SHORT PROBLEM
Find the lines with the string "name" and return them.

DATA SUPPLIED

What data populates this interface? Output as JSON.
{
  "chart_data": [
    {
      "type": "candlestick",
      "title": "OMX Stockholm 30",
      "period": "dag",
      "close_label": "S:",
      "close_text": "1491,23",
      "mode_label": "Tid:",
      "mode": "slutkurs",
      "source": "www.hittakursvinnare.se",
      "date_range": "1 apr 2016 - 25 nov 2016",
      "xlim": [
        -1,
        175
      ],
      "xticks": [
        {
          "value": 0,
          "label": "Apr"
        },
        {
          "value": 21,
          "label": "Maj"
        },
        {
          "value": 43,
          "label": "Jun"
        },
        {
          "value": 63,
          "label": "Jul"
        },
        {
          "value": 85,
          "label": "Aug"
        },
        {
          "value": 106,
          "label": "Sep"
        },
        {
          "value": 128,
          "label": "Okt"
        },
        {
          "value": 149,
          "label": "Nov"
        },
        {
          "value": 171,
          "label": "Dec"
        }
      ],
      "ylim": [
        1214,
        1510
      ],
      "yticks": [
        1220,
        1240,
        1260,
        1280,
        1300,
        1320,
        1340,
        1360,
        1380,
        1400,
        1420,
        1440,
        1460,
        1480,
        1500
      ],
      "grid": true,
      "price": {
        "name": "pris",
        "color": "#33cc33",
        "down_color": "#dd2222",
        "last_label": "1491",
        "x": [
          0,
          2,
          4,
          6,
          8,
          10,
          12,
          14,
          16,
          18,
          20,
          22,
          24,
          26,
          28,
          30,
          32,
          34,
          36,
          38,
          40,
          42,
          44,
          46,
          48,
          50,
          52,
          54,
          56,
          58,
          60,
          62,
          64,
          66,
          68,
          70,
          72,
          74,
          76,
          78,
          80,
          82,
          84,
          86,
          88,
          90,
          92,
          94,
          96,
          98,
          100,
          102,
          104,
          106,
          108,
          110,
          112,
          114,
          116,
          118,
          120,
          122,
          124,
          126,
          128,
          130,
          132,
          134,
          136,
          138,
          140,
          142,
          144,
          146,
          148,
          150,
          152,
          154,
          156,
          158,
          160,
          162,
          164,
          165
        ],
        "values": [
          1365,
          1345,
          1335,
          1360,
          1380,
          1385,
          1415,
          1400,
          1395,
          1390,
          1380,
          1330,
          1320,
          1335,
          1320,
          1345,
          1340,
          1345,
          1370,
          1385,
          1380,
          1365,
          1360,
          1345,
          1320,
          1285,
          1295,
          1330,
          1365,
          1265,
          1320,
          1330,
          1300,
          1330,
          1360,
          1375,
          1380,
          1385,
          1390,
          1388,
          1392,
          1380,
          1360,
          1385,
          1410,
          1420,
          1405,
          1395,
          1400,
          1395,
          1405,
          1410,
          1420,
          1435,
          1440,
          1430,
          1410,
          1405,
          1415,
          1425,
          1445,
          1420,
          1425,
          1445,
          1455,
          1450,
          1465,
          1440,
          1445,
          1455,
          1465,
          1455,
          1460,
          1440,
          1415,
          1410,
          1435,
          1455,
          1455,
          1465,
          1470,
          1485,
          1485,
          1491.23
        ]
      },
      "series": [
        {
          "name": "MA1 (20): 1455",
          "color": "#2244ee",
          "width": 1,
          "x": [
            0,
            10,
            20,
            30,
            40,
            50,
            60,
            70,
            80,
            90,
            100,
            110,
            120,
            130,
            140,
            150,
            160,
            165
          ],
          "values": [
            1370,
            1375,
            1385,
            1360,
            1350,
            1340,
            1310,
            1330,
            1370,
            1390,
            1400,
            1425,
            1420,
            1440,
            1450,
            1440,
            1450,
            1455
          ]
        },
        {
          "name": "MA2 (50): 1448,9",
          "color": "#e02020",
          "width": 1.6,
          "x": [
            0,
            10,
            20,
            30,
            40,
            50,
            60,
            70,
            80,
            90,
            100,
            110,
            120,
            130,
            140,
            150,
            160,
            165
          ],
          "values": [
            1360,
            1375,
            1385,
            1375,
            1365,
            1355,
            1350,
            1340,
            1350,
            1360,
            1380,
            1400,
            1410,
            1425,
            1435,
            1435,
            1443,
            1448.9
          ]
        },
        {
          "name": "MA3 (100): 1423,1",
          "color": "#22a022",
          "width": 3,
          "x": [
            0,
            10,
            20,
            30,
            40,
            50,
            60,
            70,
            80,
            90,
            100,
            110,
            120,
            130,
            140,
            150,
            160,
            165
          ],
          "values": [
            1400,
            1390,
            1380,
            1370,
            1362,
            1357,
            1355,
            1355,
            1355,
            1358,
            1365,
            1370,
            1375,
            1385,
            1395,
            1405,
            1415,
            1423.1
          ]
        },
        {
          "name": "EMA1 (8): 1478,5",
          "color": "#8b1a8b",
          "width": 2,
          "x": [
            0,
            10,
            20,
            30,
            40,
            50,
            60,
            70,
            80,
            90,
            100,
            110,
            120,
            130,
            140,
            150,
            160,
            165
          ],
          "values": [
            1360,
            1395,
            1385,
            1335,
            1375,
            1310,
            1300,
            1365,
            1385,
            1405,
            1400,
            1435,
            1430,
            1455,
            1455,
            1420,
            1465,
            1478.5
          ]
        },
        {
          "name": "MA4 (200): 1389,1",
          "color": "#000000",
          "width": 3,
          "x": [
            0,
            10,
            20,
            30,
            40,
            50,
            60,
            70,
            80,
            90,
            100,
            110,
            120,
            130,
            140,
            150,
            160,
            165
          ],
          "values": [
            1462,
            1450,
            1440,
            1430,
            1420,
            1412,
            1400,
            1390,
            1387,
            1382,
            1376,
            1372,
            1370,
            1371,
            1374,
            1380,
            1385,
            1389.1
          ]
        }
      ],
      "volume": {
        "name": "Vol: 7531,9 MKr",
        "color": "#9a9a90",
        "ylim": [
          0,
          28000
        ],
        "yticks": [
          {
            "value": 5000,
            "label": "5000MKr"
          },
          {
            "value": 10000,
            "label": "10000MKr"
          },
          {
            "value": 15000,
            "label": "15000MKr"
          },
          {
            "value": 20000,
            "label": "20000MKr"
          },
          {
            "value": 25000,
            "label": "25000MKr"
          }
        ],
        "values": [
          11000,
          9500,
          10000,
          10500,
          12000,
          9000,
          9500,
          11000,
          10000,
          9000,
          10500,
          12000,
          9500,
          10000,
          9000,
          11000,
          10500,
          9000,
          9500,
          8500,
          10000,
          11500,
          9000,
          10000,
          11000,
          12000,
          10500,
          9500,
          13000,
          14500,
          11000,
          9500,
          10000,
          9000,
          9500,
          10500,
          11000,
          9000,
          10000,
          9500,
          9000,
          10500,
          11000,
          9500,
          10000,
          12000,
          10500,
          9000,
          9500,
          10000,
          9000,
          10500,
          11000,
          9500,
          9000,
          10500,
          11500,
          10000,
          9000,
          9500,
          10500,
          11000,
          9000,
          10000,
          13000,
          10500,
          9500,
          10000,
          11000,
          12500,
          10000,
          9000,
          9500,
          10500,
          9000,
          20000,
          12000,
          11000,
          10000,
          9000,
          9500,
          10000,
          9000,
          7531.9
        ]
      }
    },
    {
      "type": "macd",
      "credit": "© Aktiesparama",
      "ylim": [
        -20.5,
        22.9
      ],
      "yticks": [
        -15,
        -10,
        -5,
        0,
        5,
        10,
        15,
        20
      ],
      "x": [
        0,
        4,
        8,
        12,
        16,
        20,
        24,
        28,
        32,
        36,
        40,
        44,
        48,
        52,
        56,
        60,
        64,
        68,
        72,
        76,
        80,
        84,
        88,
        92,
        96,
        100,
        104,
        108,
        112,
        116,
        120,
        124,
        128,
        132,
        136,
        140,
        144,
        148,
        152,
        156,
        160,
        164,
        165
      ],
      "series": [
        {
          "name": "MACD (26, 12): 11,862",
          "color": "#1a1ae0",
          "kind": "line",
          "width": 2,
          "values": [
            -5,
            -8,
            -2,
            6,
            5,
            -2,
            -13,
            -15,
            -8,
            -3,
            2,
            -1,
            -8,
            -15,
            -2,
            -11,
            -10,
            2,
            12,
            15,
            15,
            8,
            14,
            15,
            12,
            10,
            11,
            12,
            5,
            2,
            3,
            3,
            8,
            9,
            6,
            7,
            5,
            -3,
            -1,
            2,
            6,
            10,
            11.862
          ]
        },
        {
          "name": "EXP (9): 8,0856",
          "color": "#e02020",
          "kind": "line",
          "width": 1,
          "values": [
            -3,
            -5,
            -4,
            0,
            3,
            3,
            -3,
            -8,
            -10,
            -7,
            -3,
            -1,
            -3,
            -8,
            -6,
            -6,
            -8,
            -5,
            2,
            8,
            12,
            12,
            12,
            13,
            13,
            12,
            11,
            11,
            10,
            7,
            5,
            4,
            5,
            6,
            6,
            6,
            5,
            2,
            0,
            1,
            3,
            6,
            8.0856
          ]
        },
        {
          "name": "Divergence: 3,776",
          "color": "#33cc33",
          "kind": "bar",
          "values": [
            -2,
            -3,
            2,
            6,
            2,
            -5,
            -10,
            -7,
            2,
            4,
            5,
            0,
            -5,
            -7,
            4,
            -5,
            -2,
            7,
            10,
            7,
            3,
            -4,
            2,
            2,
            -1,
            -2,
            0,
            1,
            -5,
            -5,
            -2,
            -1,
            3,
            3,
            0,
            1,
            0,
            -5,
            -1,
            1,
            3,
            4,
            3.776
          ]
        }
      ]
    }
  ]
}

THE OUTPUT
        "name": "pris",
          "name": "MA1 (20): 1455",
          "name": "MA2 (50): 1448,9",
          "name": "MA3 (100): 1423,1",
          "name": "EMA1 (8): 1478,5",
          "name": "MA4 (200): 1389,1",
        "name": "Vol: 7531,9 MKr",
          "name": "MACD (26, 12): 11,862",
          "name": "EXP (9): 8,0856",
          "name": "Divergence: 3,776",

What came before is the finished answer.